**TASK DIRECTIONS:** Answer with one number only: the number of lines that include the word "this".

(Dataset entries)
· · · ·

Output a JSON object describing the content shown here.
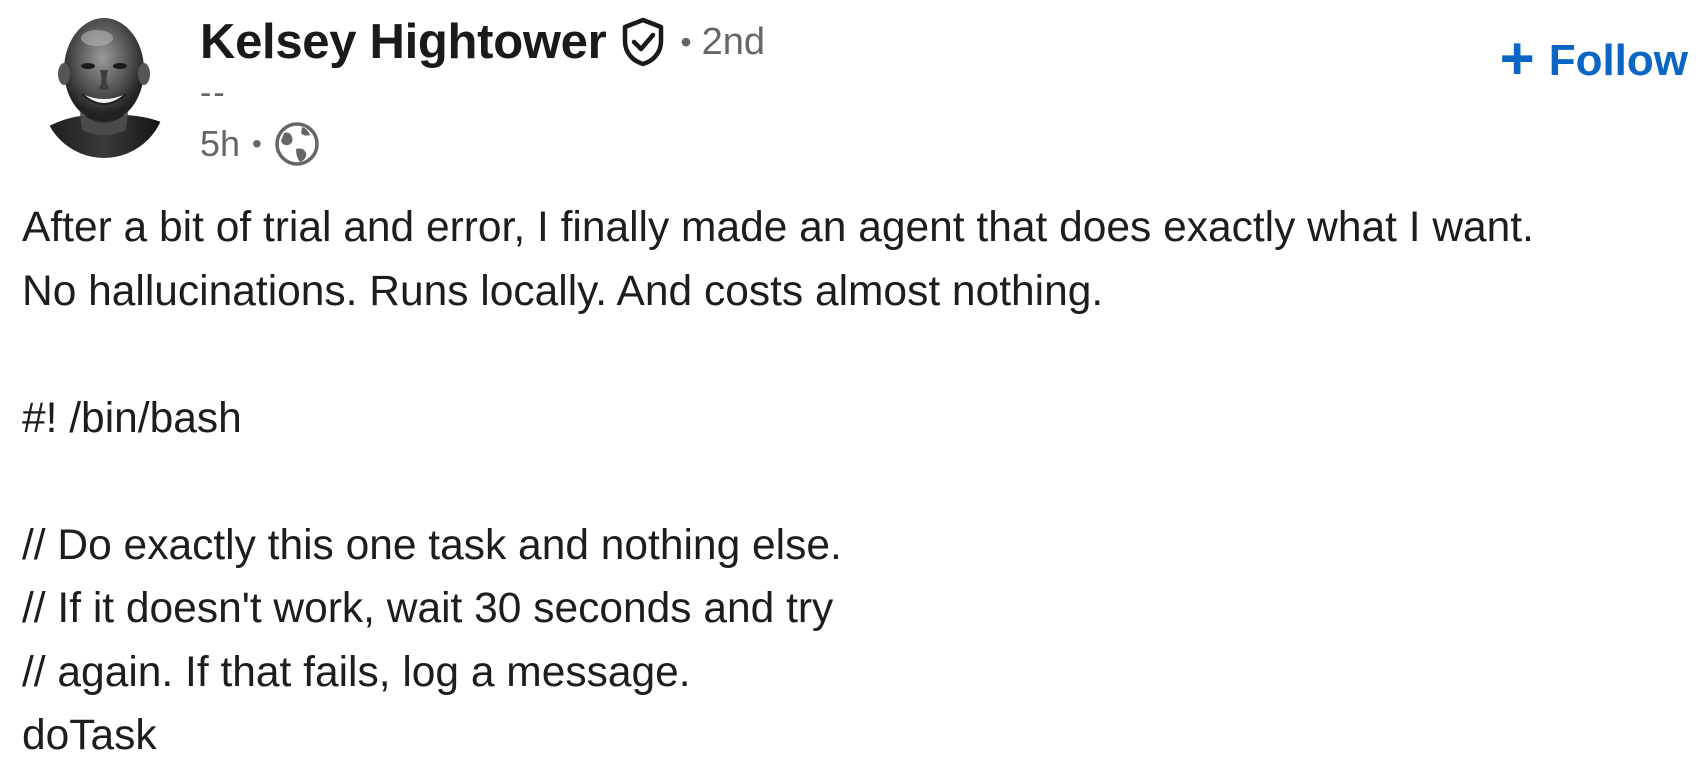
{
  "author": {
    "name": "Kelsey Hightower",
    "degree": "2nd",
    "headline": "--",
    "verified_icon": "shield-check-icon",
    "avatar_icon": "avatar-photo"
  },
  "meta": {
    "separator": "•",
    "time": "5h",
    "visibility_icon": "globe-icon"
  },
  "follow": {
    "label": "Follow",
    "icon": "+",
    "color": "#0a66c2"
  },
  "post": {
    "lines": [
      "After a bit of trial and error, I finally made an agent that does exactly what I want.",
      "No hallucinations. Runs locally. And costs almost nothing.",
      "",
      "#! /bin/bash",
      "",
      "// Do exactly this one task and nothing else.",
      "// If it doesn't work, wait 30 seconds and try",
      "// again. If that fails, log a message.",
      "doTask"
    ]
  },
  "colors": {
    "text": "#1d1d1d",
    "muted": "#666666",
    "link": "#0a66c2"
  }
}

· · · ·

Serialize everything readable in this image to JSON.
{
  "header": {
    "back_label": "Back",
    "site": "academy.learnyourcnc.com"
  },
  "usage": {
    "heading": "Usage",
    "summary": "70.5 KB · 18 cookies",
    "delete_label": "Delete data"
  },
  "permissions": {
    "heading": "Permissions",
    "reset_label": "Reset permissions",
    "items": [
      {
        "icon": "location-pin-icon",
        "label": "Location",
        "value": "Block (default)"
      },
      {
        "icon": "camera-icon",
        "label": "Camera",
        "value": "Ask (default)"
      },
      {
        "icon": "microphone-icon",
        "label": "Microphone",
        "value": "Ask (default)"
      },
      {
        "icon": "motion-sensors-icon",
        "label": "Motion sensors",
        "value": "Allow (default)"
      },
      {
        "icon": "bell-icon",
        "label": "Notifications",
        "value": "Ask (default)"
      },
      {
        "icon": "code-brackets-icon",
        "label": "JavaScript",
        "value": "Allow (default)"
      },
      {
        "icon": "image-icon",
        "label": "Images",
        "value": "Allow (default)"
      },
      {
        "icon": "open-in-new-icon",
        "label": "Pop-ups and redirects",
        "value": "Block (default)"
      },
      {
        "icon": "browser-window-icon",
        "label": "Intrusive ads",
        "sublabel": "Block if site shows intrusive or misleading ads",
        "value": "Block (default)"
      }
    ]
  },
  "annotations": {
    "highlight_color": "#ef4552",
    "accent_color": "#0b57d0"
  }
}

· · · ·

**IN RESPONSE:** 2